**TASK TO COMPLETE:**
Write out the entries below once more, exactly.

Records about charts and figures:
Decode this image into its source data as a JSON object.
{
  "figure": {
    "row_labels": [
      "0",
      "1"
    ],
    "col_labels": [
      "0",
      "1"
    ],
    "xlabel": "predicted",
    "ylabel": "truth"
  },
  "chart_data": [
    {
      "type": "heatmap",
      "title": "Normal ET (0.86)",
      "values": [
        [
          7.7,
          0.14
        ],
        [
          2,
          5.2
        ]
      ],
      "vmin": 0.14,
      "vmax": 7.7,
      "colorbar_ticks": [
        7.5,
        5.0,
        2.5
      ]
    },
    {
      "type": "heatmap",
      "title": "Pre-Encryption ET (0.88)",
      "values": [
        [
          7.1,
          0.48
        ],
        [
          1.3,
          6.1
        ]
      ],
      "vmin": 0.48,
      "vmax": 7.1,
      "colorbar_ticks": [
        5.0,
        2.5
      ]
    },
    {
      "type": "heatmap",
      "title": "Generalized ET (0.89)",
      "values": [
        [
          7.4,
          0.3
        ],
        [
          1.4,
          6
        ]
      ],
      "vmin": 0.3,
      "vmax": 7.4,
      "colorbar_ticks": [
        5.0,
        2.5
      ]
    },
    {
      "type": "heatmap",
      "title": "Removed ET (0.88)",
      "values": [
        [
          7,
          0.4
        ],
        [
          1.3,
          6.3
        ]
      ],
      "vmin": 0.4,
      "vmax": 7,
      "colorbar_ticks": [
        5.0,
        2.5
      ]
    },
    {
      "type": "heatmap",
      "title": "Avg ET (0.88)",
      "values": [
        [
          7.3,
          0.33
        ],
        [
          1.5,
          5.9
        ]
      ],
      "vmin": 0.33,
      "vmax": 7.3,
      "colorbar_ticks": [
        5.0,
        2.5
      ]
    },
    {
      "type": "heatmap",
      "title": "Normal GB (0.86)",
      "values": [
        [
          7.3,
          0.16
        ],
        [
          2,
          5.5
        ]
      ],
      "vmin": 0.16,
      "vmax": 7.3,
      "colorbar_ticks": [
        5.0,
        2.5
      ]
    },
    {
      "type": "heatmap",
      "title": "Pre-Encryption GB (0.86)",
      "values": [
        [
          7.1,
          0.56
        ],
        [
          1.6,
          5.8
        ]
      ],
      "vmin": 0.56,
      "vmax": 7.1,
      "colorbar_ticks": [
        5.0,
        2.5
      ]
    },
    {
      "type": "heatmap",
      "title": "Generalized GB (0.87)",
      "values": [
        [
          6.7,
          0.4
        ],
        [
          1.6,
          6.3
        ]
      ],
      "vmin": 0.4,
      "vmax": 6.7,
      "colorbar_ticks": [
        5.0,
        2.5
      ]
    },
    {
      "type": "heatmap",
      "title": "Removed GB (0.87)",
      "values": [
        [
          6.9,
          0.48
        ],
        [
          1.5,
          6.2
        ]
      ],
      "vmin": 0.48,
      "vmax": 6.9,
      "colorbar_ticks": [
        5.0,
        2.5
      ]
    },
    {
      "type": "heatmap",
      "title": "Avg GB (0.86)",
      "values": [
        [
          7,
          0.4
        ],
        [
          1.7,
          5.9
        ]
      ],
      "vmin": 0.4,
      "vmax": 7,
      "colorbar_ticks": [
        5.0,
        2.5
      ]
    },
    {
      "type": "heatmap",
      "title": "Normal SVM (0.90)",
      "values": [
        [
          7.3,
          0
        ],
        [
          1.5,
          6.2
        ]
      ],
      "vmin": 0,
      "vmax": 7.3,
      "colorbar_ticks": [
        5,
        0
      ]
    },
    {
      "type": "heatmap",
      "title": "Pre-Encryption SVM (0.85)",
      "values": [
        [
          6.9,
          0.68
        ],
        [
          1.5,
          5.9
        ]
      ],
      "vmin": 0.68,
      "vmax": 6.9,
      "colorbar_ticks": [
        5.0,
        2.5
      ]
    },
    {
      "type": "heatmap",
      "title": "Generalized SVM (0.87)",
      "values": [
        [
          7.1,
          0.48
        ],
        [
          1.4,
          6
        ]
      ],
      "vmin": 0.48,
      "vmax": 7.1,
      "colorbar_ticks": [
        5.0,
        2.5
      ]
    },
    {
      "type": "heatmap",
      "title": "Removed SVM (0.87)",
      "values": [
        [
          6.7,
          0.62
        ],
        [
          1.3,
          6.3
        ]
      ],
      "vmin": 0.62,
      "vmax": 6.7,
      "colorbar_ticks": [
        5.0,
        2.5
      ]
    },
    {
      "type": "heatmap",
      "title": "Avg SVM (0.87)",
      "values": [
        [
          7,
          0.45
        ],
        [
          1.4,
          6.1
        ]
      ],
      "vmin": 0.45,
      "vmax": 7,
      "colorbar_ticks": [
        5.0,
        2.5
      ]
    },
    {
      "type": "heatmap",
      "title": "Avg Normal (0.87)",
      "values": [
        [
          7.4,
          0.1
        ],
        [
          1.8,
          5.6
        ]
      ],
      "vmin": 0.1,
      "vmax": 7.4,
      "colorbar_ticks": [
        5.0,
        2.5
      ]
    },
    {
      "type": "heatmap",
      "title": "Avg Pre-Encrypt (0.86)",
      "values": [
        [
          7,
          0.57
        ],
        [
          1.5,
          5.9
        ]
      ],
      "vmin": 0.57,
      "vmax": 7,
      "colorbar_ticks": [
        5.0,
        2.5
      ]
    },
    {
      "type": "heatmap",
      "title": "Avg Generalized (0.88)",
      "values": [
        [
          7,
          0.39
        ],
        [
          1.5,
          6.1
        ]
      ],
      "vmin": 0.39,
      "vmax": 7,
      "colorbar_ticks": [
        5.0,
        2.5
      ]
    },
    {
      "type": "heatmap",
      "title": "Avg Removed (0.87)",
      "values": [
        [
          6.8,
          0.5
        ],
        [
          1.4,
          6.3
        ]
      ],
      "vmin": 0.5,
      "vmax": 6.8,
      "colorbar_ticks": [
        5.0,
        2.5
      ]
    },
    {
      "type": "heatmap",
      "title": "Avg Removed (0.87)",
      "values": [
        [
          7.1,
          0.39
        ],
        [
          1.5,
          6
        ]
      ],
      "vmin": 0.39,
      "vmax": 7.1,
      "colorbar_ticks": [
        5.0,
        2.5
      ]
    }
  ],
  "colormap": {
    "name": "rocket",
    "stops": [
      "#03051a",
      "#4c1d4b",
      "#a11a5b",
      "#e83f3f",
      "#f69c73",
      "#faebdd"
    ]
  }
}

**OUTPUT FOR THIS TASK:**
Decode this image into its source data as a JSON object.
{
  "figure": {
    "row_labels": [
      "0",
      "1"
    ],
    "col_labels": [
      "0",
      "1"
    ],
    "xlabel": "predicted",
    "ylabel": "truth"
  },
  "chart_data": [
    {
      "type": "heatmap",
      "title": "Normal ET (0.86)",
      "values": [
        [
          7.7,
          0.14
        ],
        [
          2,
          5.2
        ]
      ],
      "vmin": 0.14,
      "vmax": 7.7,
      "colorbar_ticks": [
        7.5,
        5.0,
        2.5
      ]
    },
    {
      "type": "heatmap",
      "title": "Pre-Encryption ET (0.88)",
      "values": [
        [
          7.1,
          0.48
        ],
        [
          1.3,
          6.1
        ]
      ],
      "vmin": 0.48,
      "vmax": 7.1,
      "colorbar_ticks": [
        5.0,
        2.5
      ]
    },
    {
      "type": "heatmap",
      "title": "Generalized ET (0.89)",
      "values": [
        [
          7.4,
          0.3
        ],
        [
          1.4,
          6
        ]
      ],
      "vmin": 0.3,
      "vmax": 7.4,
      "colorbar_ticks": [
        5.0,
        2.5
      ]
    },
    {
      "type": "heatmap",
      "title": "Removed ET (0.88)",
      "values": [
        [
          7,
          0.4
        ],
        [
          1.3,
          6.3
        ]
      ],
      "vmin": 0.4,
      "vmax": 7,
      "colorbar_ticks": [
        5.0,
        2.5
      ]
    },
    {
      "type": "heatmap",
      "title": "Avg ET (0.88)",
      "values": [
        [
          7.3,
          0.33
        ],
        [
          1.5,
          5.9
        ]
      ],
      "vmin": 0.33,
      "vmax": 7.3,
      "colorbar_ticks": [
        5.0,
        2.5
      ]
    },
    {
      "type": "heatmap",
      "title": "Normal GB (0.86)",
      "values": [
        [
          7.3,
          0.16
        ],
        [
          2,
          5.5
        ]
      ],
      "vmin": 0.16,
      "vmax": 7.3,
      "colorbar_ticks": [
        5.0,
        2.5
      ]
    },
    {
      "type": "heatmap",
      "title": "Pre-Encryption GB (0.86)",
      "values": [
        [
          7.1,
          0.56
        ],
        [
          1.6,
          5.8
        ]
      ],
      "vmin": 0.56,
      "vmax": 7.1,
      "colorbar_ticks": [
        5.0,
        2.5
      ]
    },
    {
      "type": "heatmap",
      "title": "Generalized GB (0.87)",
      "values": [
        [
          6.7,
          0.4
        ],
        [
          1.6,
          6.3
        ]
      ],
      "vmin": 0.4,
      "vmax": 6.7,
      "colorbar_ticks": [
        5.0,
        2.5
      ]
    },
    {
      "type": "heatmap",
      "title": "Removed GB (0.87)",
      "values": [
        [
          6.9,
          0.48
        ],
        [
          1.5,
          6.2
        ]
      ],
      "vmin": 0.48,
      "vmax": 6.9,
      "colorbar_ticks": [
        5.0,
        2.5
      ]
    },
    {
      "type": "heatmap",
      "title": "Avg GB (0.86)",
      "values": [
        [
          7,
          0.4
        ],
        [
          1.7,
          5.9
        ]
      ],
      "vmin": 0.4,
      "vmax": 7,
      "colorbar_ticks": [
        5.0,
        2.5
      ]
    },
    {
      "type": "heatmap",
      "title": "Normal SVM (0.90)",
      "values": [
        [
          7.3,
          0
        ],
        [
          1.5,
          6.2
        ]
      ],
      "vmin": 0,
      "vmax": 7.3,
      "colorbar_ticks": [
        5,
        0
      ]
    },
    {
      "type": "heatmap",
      "title": "Pre-Encryption SVM (0.85)",
      "values": [
        [
          6.9,
          0.68
        ],
        [
          1.5,
          5.9
        ]
      ],
      "vmin": 0.68,
      "vmax": 6.9,
      "colorbar_ticks": [
        5.0,
        2.5
      ]
    },
    {
      "type": "heatmap",
      "title": "Generalized SVM (0.87)",
      "values": [
        [
          7.1,
          0.48
        ],
        [
          1.4,
          6
        ]
      ],
      "vmin": 0.48,
      "vmax": 7.1,
      "colorbar_ticks": [
        5.0,
        2.5
      ]
    },
    {
      "type": "heatmap",
      "title": "Removed SVM (0.87)",
      "values": [
        [
          6.7,
          0.62
        ],
        [
          1.3,
          6.3
        ]
      ],
      "vmin": 0.62,
      "vmax": 6.7,
      "colorbar_ticks": [
        5.0,
        2.5
      ]
    },
    {
      "type": "heatmap",
      "title": "Avg SVM (0.87)",
      "values": [
        [
          7,
          0.45
        ],
        [
          1.4,
          6.1
        ]
      ],
      "vmin": 0.45,
      "vmax": 7,
      "colorbar_ticks": [
        5.0,
        2.5
      ]
    },
    {
      "type": "heatmap",
      "title": "Avg Normal (0.87)",
      "values": [
        [
          7.4,
          0.1
        ],
        [
          1.8,
          5.6
        ]
      ],
      "vmin": 0.1,
      "vmax": 7.4,
      "colorbar_ticks": [
        5.0,
        2.5
      ]
    },
    {
      "type": "heatmap",
      "title": "Avg Pre-Encrypt (0.86)",
      "values": [
        [
          7,
          0.57
        ],
        [
          1.5,
          5.9
        ]
      ],
      "vmin": 0.57,
      "vmax": 7,
      "colorbar_ticks": [
        5.0,
        2.5
      ]
    },
    {
      "type": "heatmap",
      "title": "Avg Generalized (0.88)",
      "values": [
        [
          7,
          0.39
        ],
        [
          1.5,
          6.1
        ]
      ],
      "vmin": 0.39,
      "vmax": 7,
      "colorbar_ticks": [
        5.0,
        2.5
      ]
    },
    {
      "type": "heatmap",
      "title": "Avg Removed (0.87)",
      "values": [
        [
          6.8,
          0.5
        ],
        [
          1.4,
          6.3
        ]
      ],
      "vmin": 0.5,
      "vmax": 6.8,
      "colorbar_ticks": [
        5.0,
        2.5
      ]
    },
    {
      "type": "heatmap",
      "title": "Avg Removed (0.87)",
      "values": [
        [
          7.1,
          0.39
        ],
        [
          1.5,
          6
        ]
      ],
      "vmin": 0.39,
      "vmax": 7.1,
      "colorbar_ticks": [
        5.0,
        2.5
      ]
    }
  ],
  "colormap": {
    "name": "rocket",
    "stops": [
      "#03051a",
      "#4c1d4b",
      "#a11a5b",
      "#e83f3f",
      "#f69c73",
      "#faebdd"
    ]
  }
}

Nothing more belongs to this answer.